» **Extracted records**

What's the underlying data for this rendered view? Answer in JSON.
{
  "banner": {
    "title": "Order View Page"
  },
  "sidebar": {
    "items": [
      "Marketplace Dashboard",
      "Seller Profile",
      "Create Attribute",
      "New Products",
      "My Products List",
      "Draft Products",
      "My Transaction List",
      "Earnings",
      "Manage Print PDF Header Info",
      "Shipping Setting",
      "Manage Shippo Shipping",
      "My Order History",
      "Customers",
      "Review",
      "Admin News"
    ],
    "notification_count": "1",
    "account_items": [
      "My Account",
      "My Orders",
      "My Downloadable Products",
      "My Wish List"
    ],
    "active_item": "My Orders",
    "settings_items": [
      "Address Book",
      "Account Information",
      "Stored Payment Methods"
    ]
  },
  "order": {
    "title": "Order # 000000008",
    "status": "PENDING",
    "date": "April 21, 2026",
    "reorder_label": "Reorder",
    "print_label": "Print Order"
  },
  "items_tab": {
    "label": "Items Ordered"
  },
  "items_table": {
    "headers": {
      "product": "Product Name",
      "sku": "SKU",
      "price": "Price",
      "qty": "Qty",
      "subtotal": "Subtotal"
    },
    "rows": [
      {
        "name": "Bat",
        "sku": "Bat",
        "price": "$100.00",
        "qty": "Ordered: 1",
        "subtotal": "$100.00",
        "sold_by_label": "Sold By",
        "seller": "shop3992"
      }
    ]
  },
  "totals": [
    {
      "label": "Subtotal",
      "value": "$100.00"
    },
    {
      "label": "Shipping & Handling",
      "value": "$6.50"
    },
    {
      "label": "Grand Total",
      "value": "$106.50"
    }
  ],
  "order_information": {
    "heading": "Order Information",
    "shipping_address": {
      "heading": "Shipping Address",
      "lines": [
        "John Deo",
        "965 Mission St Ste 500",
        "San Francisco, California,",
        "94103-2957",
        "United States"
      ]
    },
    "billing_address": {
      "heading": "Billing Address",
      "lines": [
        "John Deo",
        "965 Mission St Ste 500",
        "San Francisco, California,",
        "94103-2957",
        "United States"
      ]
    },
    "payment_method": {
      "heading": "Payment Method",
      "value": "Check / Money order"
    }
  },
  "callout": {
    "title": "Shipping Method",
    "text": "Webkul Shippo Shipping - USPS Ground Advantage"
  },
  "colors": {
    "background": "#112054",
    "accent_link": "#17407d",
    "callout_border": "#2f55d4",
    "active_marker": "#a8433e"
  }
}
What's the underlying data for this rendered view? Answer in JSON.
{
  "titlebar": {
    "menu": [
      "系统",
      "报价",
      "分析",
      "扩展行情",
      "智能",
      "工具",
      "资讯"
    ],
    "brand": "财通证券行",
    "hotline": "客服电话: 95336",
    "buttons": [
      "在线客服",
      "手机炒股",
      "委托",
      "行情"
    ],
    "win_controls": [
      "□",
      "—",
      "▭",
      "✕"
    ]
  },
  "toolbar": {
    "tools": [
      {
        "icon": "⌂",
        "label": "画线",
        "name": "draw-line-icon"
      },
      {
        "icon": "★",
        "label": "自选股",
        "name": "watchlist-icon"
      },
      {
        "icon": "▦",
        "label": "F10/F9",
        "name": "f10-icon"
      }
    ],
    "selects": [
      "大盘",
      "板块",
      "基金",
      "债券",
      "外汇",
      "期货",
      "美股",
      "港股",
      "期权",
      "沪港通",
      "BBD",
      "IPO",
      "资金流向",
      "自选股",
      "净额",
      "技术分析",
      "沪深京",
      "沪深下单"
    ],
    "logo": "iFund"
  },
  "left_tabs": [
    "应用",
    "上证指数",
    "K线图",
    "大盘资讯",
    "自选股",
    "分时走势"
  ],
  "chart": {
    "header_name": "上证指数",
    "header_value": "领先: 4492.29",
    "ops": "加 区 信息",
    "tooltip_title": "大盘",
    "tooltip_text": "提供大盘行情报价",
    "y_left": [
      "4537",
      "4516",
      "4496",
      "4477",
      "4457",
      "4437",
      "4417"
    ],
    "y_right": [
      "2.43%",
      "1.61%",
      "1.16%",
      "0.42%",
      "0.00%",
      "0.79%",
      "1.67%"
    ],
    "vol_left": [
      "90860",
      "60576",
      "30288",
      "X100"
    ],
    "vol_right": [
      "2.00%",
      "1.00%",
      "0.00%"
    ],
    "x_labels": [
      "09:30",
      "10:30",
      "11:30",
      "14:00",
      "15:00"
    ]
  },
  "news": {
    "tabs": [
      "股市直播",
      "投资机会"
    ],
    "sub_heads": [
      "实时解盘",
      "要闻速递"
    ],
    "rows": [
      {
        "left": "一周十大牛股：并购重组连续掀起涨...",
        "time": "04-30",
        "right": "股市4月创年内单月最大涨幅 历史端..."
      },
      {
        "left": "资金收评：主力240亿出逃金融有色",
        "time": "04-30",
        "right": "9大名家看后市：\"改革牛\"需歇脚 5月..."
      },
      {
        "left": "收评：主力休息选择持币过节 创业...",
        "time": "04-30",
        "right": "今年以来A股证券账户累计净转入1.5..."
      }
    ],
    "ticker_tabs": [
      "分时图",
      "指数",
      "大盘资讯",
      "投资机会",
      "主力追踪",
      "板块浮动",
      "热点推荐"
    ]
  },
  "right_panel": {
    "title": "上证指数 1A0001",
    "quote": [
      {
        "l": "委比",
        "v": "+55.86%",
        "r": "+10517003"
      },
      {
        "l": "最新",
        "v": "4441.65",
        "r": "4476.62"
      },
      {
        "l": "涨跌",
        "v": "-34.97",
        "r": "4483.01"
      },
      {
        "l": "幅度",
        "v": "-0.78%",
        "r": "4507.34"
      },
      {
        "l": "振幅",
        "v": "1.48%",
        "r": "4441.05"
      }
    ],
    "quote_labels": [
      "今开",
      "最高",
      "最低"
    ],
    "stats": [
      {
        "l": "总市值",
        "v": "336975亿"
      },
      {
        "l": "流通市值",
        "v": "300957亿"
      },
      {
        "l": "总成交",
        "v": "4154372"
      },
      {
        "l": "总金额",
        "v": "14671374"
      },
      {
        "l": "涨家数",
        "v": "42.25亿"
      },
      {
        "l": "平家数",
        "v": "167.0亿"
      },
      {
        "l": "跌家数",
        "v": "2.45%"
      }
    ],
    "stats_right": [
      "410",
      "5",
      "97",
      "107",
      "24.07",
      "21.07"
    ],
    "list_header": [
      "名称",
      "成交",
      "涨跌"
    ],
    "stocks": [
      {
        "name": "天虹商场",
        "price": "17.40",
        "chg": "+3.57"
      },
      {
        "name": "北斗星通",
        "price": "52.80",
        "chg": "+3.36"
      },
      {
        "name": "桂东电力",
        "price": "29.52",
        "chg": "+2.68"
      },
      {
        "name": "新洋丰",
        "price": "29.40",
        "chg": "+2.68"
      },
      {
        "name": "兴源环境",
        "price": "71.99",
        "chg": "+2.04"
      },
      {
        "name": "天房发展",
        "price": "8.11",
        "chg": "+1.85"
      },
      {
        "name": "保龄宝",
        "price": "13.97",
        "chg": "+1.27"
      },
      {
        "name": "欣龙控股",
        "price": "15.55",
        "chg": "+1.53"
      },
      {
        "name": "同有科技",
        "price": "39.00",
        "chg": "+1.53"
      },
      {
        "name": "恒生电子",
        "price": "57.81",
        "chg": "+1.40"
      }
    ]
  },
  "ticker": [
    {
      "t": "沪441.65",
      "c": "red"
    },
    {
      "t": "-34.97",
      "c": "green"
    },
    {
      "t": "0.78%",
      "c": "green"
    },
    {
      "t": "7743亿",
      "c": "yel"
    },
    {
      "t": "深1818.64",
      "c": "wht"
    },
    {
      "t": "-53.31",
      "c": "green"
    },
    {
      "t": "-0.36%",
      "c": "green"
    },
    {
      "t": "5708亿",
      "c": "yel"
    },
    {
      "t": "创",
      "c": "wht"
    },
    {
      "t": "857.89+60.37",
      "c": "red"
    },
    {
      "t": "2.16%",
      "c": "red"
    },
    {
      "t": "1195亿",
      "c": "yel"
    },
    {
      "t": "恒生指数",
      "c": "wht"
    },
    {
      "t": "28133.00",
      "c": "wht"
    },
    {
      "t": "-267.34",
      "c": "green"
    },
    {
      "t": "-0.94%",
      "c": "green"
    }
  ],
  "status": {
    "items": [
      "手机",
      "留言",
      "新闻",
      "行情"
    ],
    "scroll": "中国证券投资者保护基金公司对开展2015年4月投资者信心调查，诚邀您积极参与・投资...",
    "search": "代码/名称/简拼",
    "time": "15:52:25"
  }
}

» **SET TASK**
Look through the records and gather each line with the word "Print".

» **EXERCISE RESPONSE**
      "Manage Print PDF Header Info",
    "print_label": "Print Order"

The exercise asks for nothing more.